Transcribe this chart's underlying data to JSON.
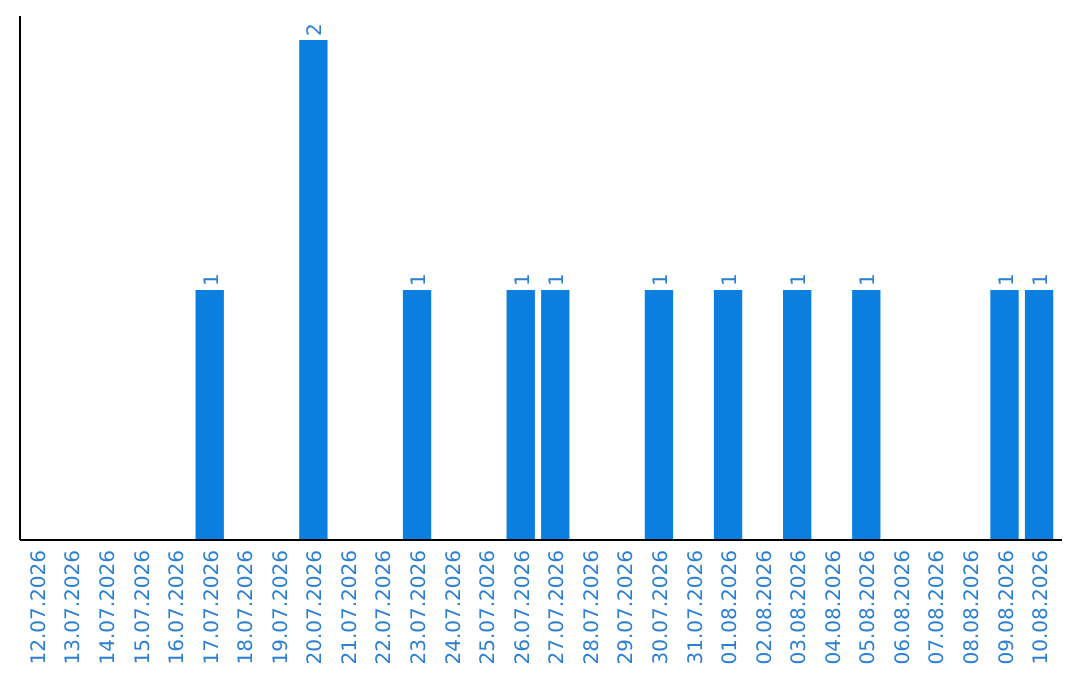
{
  "chart_data": {
    "type": "bar",
    "categories": [
      "12.07.2026",
      "13.07.2026",
      "14.07.2026",
      "15.07.2026",
      "16.07.2026",
      "17.07.2026",
      "18.07.2026",
      "19.07.2026",
      "20.07.2026",
      "21.07.2026",
      "22.07.2026",
      "23.07.2026",
      "24.07.2026",
      "25.07.2026",
      "26.07.2026",
      "27.07.2026",
      "28.07.2026",
      "29.07.2026",
      "30.07.2026",
      "31.07.2026",
      "01.08.2026",
      "02.08.2026",
      "03.08.2026",
      "04.08.2026",
      "05.08.2026",
      "06.08.2026",
      "07.08.2026",
      "08.08.2026",
      "09.08.2026",
      "10.08.2026"
    ],
    "values": [
      0,
      0,
      0,
      0,
      0,
      1,
      0,
      0,
      2,
      0,
      0,
      1,
      0,
      0,
      1,
      1,
      0,
      0,
      1,
      0,
      1,
      0,
      1,
      0,
      1,
      0,
      0,
      0,
      1,
      1
    ],
    "value_labels": [
      null,
      null,
      null,
      null,
      null,
      "1",
      null,
      null,
      "2",
      null,
      null,
      "1",
      null,
      null,
      "1",
      "1",
      null,
      null,
      "1",
      null,
      "1",
      null,
      "1",
      null,
      "1",
      null,
      null,
      null,
      "1",
      "1"
    ],
    "color": "#0a7fe0"
  }
}
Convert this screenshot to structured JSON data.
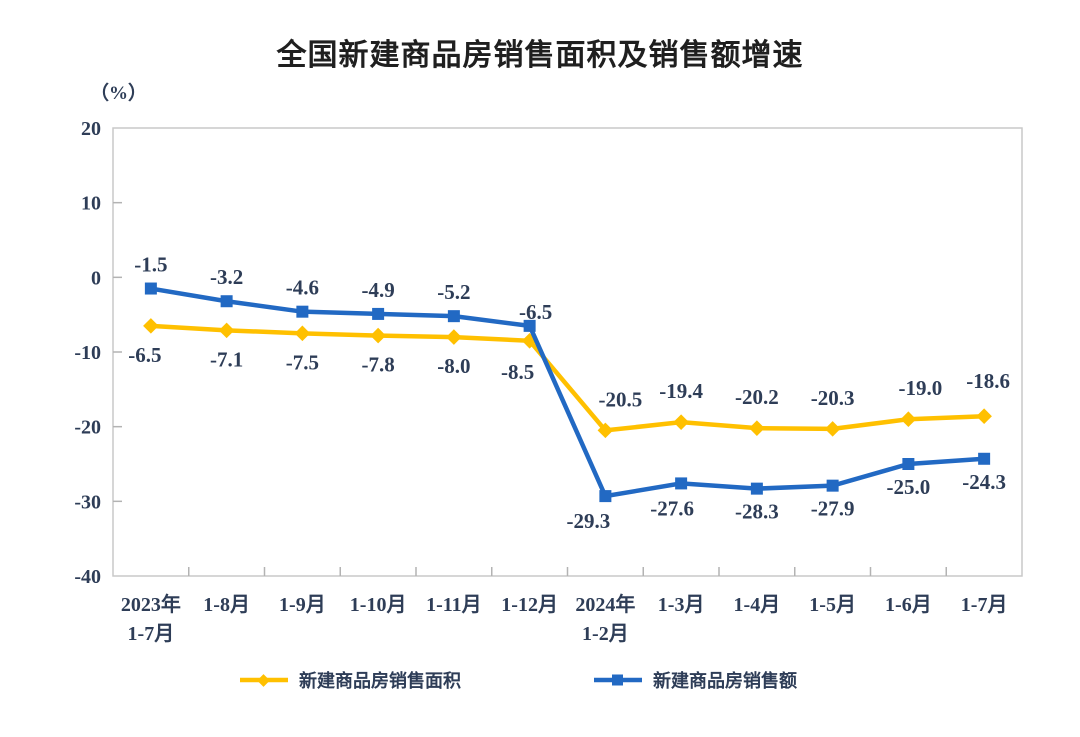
{
  "chart": {
    "title": "全国新建商品房销售面积及销售额增速",
    "unit_label": "（%）"
  },
  "chart_data": {
    "type": "line",
    "title": "全国新建商品房销售面积及销售额增速",
    "ylabel": "（%）",
    "xlabel": "",
    "ylim": [
      -40,
      20
    ],
    "yticks": [
      20,
      10,
      0,
      -10,
      -20,
      -30,
      -40
    ],
    "grid": false,
    "legend_position": "bottom",
    "categories": [
      "2023年\n1-7月",
      "1-8月",
      "1-9月",
      "1-10月",
      "1-11月",
      "1-12月",
      "2024年\n1-2月",
      "1-3月",
      "1-4月",
      "1-5月",
      "1-6月",
      "1-7月"
    ],
    "series": [
      {
        "name": "新建商品房销售面积",
        "marker": "diamond",
        "color": "#FFC000",
        "values": [
          -6.5,
          -7.1,
          -7.5,
          -7.8,
          -8.0,
          -8.5,
          -20.5,
          -19.4,
          -20.2,
          -20.3,
          -19.0,
          -18.6
        ]
      },
      {
        "name": "新建商品房销售额",
        "marker": "square",
        "color": "#2269C3",
        "values": [
          -1.5,
          -3.2,
          -4.6,
          -4.9,
          -5.2,
          -6.5,
          -29.3,
          -27.6,
          -28.3,
          -27.9,
          -25.0,
          -24.3
        ]
      }
    ],
    "colors": {
      "label_text": "#2e3d57",
      "axis_border": "#c9c9c9",
      "tick": "#b3b3b3",
      "title_text": "#1f1f1f"
    }
  }
}
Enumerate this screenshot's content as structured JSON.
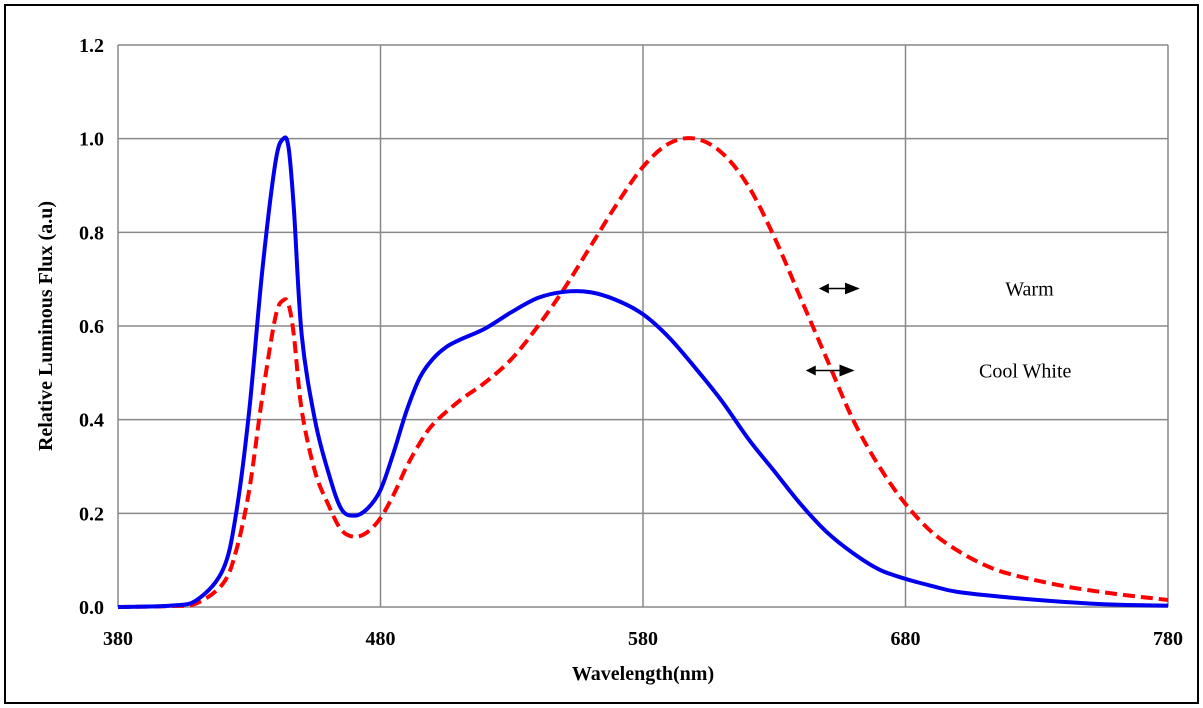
{
  "chart_data": {
    "type": "line",
    "title": "",
    "xlabel": "Wavelength(nm)",
    "ylabel": "Relative Luminous Flux (a.u)",
    "xlim": [
      380,
      780
    ],
    "ylim": [
      0,
      1.2
    ],
    "x_ticks": [
      380,
      480,
      580,
      680,
      780
    ],
    "x_tick_labels": [
      "380",
      "480",
      "580",
      "680",
      "780"
    ],
    "y_ticks": [
      0,
      0.2,
      0.4,
      0.6,
      0.8,
      1.0,
      1.2
    ],
    "y_tick_labels": [
      "0.0",
      "0.2",
      "0.4",
      "0.6",
      "0.8",
      "1.0",
      "1.2"
    ],
    "grid": true,
    "series": [
      {
        "name": "Cool White",
        "color": "#0000ee",
        "style": "solid",
        "x": [
          380,
          400,
          410,
          420,
          425,
          430,
          435,
          440,
          443,
          445,
          447,
          450,
          455,
          460,
          465,
          470,
          475,
          480,
          485,
          490,
          495,
          500,
          505,
          510,
          520,
          530,
          540,
          550,
          560,
          570,
          580,
          590,
          600,
          610,
          620,
          630,
          640,
          650,
          660,
          670,
          680,
          690,
          700,
          720,
          740,
          760,
          780
        ],
        "y": [
          0.0,
          0.003,
          0.015,
          0.08,
          0.2,
          0.42,
          0.72,
          0.95,
          1.0,
          0.98,
          0.85,
          0.58,
          0.4,
          0.29,
          0.21,
          0.195,
          0.21,
          0.25,
          0.33,
          0.42,
          0.49,
          0.53,
          0.555,
          0.57,
          0.595,
          0.63,
          0.66,
          0.673,
          0.672,
          0.655,
          0.625,
          0.575,
          0.51,
          0.44,
          0.36,
          0.29,
          0.22,
          0.16,
          0.115,
          0.08,
          0.06,
          0.045,
          0.032,
          0.02,
          0.011,
          0.005,
          0.003
        ]
      },
      {
        "name": "Warm",
        "color": "#ff0000",
        "style": "dashed",
        "x": [
          380,
          400,
          410,
          420,
          425,
          430,
          435,
          440,
          443,
          445,
          447,
          450,
          455,
          460,
          465,
          470,
          475,
          480,
          485,
          490,
          495,
          500,
          510,
          520,
          530,
          540,
          550,
          560,
          570,
          580,
          590,
          600,
          610,
          620,
          630,
          640,
          650,
          660,
          670,
          680,
          690,
          700,
          710,
          720,
          740,
          760,
          780
        ],
        "y": [
          0.0,
          0.002,
          0.008,
          0.05,
          0.12,
          0.25,
          0.45,
          0.62,
          0.655,
          0.645,
          0.58,
          0.42,
          0.29,
          0.22,
          0.165,
          0.15,
          0.16,
          0.19,
          0.24,
          0.3,
          0.35,
          0.39,
          0.44,
          0.48,
          0.53,
          0.6,
          0.68,
          0.77,
          0.86,
          0.94,
          0.99,
          1.0,
          0.97,
          0.9,
          0.79,
          0.66,
          0.53,
          0.4,
          0.3,
          0.22,
          0.16,
          0.12,
          0.09,
          0.07,
          0.045,
          0.028,
          0.015
        ]
      }
    ],
    "annotations": [
      {
        "text": "Warm",
        "x": 718,
        "y": 0.665,
        "arrow_from_x": 662,
        "arrow_to_x": 647,
        "arrow_y": 0.68
      },
      {
        "text": "Cool White",
        "x": 708,
        "y": 0.49,
        "arrow_from_x": 660,
        "arrow_to_x": 642,
        "arrow_y": 0.505
      }
    ]
  }
}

--

→ **What to do**
What is needed is an exact reproduction of the data, pictures excluded.

→ **Written answer**
Transcribe this chart's underlying data to JSON.
{
  "chart_data": {
    "type": "bar",
    "categories": [
      "12.07.2026",
      "13.07.2026",
      "14.07.2026",
      "15.07.2026",
      "16.07.2026",
      "17.07.2026",
      "18.07.2026",
      "19.07.2026",
      "20.07.2026",
      "21.07.2026",
      "22.07.2026",
      "23.07.2026",
      "24.07.2026",
      "25.07.2026",
      "26.07.2026",
      "27.07.2026",
      "28.07.2026",
      "29.07.2026",
      "30.07.2026",
      "31.07.2026",
      "01.08.2026",
      "02.08.2026",
      "03.08.2026",
      "04.08.2026",
      "05.08.2026",
      "06.08.2026",
      "07.08.2026",
      "08.08.2026",
      "09.08.2026",
      "10.08.2026"
    ],
    "values": [
      0,
      0,
      0,
      0,
      0,
      1,
      0,
      0,
      2,
      0,
      0,
      1,
      0,
      0,
      1,
      1,
      0,
      0,
      1,
      0,
      1,
      0,
      1,
      0,
      1,
      0,
      0,
      0,
      1,
      1
    ],
    "value_labels": [
      null,
      null,
      null,
      null,
      null,
      "1",
      null,
      null,
      "2",
      null,
      null,
      "1",
      null,
      null,
      "1",
      "1",
      null,
      null,
      "1",
      null,
      "1",
      null,
      "1",
      null,
      "1",
      null,
      null,
      null,
      "1",
      "1"
    ],
    "color": "#0a7fe0"
  }
}
Convert this screenshot to structured JSON data.
{
  "chart": {
    "title": "全国新建商品房销售面积及销售额增速",
    "unit_label": "（%）"
  },
  "chart_data": {
    "type": "line",
    "title": "全国新建商品房销售面积及销售额增速",
    "ylabel": "（%）",
    "xlabel": "",
    "ylim": [
      -40,
      20
    ],
    "yticks": [
      20,
      10,
      0,
      -10,
      -20,
      -30,
      -40
    ],
    "grid": false,
    "legend_position": "bottom",
    "categories": [
      "2023年\n1-7月",
      "1-8月",
      "1-9月",
      "1-10月",
      "1-11月",
      "1-12月",
      "2024年\n1-2月",
      "1-3月",
      "1-4月",
      "1-5月",
      "1-6月",
      "1-7月"
    ],
    "series": [
      {
        "name": "新建商品房销售面积",
        "marker": "diamond",
        "color": "#FFC000",
        "values": [
          -6.5,
          -7.1,
          -7.5,
          -7.8,
          -8.0,
          -8.5,
          -20.5,
          -19.4,
          -20.2,
          -20.3,
          -19.0,
          -18.6
        ]
      },
      {
        "name": "新建商品房销售额",
        "marker": "square",
        "color": "#2269C3",
        "values": [
          -1.5,
          -3.2,
          -4.6,
          -4.9,
          -5.2,
          -6.5,
          -29.3,
          -27.6,
          -28.3,
          -27.9,
          -25.0,
          -24.3
        ]
      }
    ],
    "colors": {
      "label_text": "#2e3d57",
      "axis_border": "#c9c9c9",
      "tick": "#b3b3b3",
      "title_text": "#1f1f1f"
    }
  }
}
Enumerate this screenshot's content as structured JSON.
{
  "chart_data": {
    "type": "line",
    "title": "",
    "xlabel": "Wavelength(nm)",
    "ylabel": "Relative Luminous Flux (a.u)",
    "xlim": [
      380,
      780
    ],
    "ylim": [
      0,
      1.2
    ],
    "x_ticks": [
      380,
      480,
      580,
      680,
      780
    ],
    "x_tick_labels": [
      "380",
      "480",
      "580",
      "680",
      "780"
    ],
    "y_ticks": [
      0,
      0.2,
      0.4,
      0.6,
      0.8,
      1.0,
      1.2
    ],
    "y_tick_labels": [
      "0.0",
      "0.2",
      "0.4",
      "0.6",
      "0.8",
      "1.0",
      "1.2"
    ],
    "grid": true,
    "series": [
      {
        "name": "Cool White",
        "color": "#0000ee",
        "style": "solid",
        "x": [
          380,
          400,
          410,
          420,
          425,
          430,
          435,
          440,
          443,
          445,
          447,
          450,
          455,
          460,
          465,
          470,
          475,
          480,
          485,
          490,
          495,
          500,
          505,
          510,
          520,
          530,
          540,
          550,
          560,
          570,
          580,
          590,
          600,
          610,
          620,
          630,
          640,
          650,
          660,
          670,
          680,
          690,
          700,
          720,
          740,
          760,
          780
        ],
        "y": [
          0.0,
          0.003,
          0.015,
          0.08,
          0.2,
          0.42,
          0.72,
          0.95,
          1.0,
          0.98,
          0.85,
          0.58,
          0.4,
          0.29,
          0.21,
          0.195,
          0.21,
          0.25,
          0.33,
          0.42,
          0.49,
          0.53,
          0.555,
          0.57,
          0.595,
          0.63,
          0.66,
          0.673,
          0.672,
          0.655,
          0.625,
          0.575,
          0.51,
          0.44,
          0.36,
          0.29,
          0.22,
          0.16,
          0.115,
          0.08,
          0.06,
          0.045,
          0.032,
          0.02,
          0.011,
          0.005,
          0.003
        ]
      },
      {
        "name": "Warm",
        "color": "#ff0000",
        "style": "dashed",
        "x": [
          380,
          400,
          410,
          420,
          425,
          430,
          435,
          440,
          443,
          445,
          447,
          450,
          455,
          460,
          465,
          470,
          475,
          480,
          485,
          490,
          495,
          500,
          510,
          520,
          530,
          540,
          550,
          560,
          570,
          580,
          590,
          600,
          610,
          620,
          630,
          640,
          650,
          660,
          670,
          680,
          690,
          700,
          710,
          720,
          740,
          760,
          780
        ],
        "y": [
          0.0,
          0.002,
          0.008,
          0.05,
          0.12,
          0.25,
          0.45,
          0.62,
          0.655,
          0.645,
          0.58,
          0.42,
          0.29,
          0.22,
          0.165,
          0.15,
          0.16,
          0.19,
          0.24,
          0.3,
          0.35,
          0.39,
          0.44,
          0.48,
          0.53,
          0.6,
          0.68,
          0.77,
          0.86,
          0.94,
          0.99,
          1.0,
          0.97,
          0.9,
          0.79,
          0.66,
          0.53,
          0.4,
          0.3,
          0.22,
          0.16,
          0.12,
          0.09,
          0.07,
          0.045,
          0.028,
          0.015
        ]
      }
    ],
    "annotations": [
      {
        "text": "Warm",
        "x": 718,
        "y": 0.665,
        "arrow_from_x": 662,
        "arrow_to_x": 647,
        "arrow_y": 0.68
      },
      {
        "text": "Cool White",
        "x": 708,
        "y": 0.49,
        "arrow_from_x": 660,
        "arrow_to_x": 642,
        "arrow_y": 0.505
      }
    ]
  }
}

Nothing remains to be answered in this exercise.